> **EXTRACTED TEXT**
◆ ◆ ◆ ◆

“Uncontroversial” Nuclear War My Eye

John LaForge

“There are two sets of scenarios in which a US president might order a nuclear strike. The first is relatively straightforward and uncontroversial: launching a retaliatory attack after or during an enemy nuclear attack.”
The writers of this sentence in Foreign Affairs magazine, Richard Betts and Matthew Waxman, ignore expert military, scientific and humanitarian exposés, reports and confessions that have unified most of the world against any and all use of nuclear weapons. After 30 years of authoritative analysis of nuclear weapons effects, the bland assertion that their use would be “uncontroversial” betrays either gross ignorance of the literature or the deliberate employment of disinformation.

The global unification of anti-nuclear weapons opinion (beyond the nuclear weapons states) was demonstrated last July 7 with the United Nations adoption of the Treaty on the Prohibition of Nuclear Weapons, the first legally binding international agreement to comprehensively prohibit nuclear weapons, with the goal of leading to their total elimination.

◆ ◆ ◆ ◆

> **TASK OBJECTIVE**
Reproduce the stretch of the nuclear war commentary from "The writers of" through "their total elimination.", changing "disinformation" to "propaganda".

> **DATA SUPPLIED**
◆ ◆ ◆ ◆

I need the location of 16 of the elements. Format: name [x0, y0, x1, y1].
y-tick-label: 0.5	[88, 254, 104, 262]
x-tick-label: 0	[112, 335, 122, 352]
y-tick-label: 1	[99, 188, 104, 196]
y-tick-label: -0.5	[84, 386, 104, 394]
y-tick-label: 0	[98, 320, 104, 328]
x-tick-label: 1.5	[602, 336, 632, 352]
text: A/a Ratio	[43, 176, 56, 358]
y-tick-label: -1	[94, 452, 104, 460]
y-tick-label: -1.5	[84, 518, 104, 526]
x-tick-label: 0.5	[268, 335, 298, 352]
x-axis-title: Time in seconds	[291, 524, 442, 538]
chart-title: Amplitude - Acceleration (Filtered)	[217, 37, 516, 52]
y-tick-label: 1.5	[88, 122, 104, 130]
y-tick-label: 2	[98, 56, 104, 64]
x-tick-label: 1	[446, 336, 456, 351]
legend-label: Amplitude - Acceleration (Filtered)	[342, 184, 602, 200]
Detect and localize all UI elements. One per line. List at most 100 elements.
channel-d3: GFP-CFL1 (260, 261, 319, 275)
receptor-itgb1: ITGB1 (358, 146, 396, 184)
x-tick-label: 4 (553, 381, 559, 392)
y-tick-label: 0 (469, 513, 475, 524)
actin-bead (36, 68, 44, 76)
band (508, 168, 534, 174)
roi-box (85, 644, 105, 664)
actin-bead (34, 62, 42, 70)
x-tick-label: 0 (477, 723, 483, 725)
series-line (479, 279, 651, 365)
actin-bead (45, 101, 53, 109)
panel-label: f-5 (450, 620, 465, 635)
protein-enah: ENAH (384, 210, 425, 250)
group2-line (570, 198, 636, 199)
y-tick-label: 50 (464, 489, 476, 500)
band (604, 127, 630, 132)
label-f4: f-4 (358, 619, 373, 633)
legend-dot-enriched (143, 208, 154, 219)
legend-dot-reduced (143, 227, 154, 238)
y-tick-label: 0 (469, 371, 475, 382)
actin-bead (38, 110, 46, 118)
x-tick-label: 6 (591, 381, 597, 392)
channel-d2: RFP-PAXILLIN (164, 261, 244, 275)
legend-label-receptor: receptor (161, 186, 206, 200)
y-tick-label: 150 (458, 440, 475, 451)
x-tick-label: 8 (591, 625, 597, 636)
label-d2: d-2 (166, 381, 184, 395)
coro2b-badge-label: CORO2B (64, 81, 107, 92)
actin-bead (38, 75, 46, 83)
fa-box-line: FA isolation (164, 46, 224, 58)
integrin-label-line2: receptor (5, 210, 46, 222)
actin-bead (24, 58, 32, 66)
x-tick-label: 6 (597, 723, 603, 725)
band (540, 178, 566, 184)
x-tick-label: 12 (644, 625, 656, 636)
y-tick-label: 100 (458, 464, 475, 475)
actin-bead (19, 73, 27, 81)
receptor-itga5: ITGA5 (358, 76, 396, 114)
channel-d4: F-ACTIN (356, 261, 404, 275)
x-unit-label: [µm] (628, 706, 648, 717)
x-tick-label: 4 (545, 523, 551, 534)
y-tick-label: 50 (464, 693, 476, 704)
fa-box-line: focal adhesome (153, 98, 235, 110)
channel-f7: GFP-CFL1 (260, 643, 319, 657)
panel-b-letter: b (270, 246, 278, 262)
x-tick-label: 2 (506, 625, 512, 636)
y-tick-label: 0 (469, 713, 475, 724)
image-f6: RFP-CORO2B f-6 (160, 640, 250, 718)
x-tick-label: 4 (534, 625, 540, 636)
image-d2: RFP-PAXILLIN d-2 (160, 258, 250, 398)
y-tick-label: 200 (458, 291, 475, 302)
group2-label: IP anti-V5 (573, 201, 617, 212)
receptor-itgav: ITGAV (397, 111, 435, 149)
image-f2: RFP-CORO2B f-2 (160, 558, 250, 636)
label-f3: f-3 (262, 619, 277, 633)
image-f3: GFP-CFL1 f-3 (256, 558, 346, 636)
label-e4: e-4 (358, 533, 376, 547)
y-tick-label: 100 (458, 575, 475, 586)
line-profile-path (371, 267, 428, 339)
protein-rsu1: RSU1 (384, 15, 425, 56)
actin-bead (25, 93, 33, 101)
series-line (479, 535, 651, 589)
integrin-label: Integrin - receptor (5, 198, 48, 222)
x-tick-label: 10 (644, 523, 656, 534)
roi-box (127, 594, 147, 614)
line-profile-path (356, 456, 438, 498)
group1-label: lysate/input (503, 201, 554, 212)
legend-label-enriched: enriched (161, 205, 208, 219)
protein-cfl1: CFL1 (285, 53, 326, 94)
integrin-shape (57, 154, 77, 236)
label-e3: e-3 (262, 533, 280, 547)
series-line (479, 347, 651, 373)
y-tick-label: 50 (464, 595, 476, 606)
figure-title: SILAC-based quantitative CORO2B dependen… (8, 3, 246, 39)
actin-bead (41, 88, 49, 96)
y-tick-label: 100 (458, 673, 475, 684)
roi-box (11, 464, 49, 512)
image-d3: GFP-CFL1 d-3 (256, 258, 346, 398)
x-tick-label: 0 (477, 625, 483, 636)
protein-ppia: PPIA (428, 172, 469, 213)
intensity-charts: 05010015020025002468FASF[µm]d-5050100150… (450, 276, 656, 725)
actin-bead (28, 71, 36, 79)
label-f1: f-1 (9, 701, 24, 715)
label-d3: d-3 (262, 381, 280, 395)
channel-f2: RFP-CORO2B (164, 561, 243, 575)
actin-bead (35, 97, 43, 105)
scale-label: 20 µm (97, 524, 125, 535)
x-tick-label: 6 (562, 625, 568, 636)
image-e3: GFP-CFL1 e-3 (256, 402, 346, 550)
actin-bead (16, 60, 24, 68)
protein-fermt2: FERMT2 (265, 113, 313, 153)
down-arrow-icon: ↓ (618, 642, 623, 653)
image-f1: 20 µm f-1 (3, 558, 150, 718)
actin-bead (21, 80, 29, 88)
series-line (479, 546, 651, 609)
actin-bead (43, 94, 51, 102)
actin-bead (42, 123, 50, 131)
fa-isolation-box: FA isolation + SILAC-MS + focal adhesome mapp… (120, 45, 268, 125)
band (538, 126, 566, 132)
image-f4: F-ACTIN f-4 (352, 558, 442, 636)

◆ ◆ ◆ ◆

> **FINISHED EXERCISE**
The writers of this sentence in Foreign Affairs magazine, Richard Betts and Matthew Waxman, ignore expert military, scientific and humanitarian exposés, reports and confessions that have unified most of the world against any and all use of nuclear weapons. After 30 years of authoritative analysis of nuclear weapons effects, the bland assertion that their use would be “uncontroversial” betrays either gross ignorance of the literature or the deliberate employment of propaganda.

The global unification of anti-nuclear weapons opinion (beyond the nuclear weapons states) was demonstrated last July 7 with the United Nations adoption of the Treaty on the Prohibition of Nuclear Weapons, the first legally binding international agreement to comprehensively prohibit nuclear weapons, with the goal of leading to their total elimination.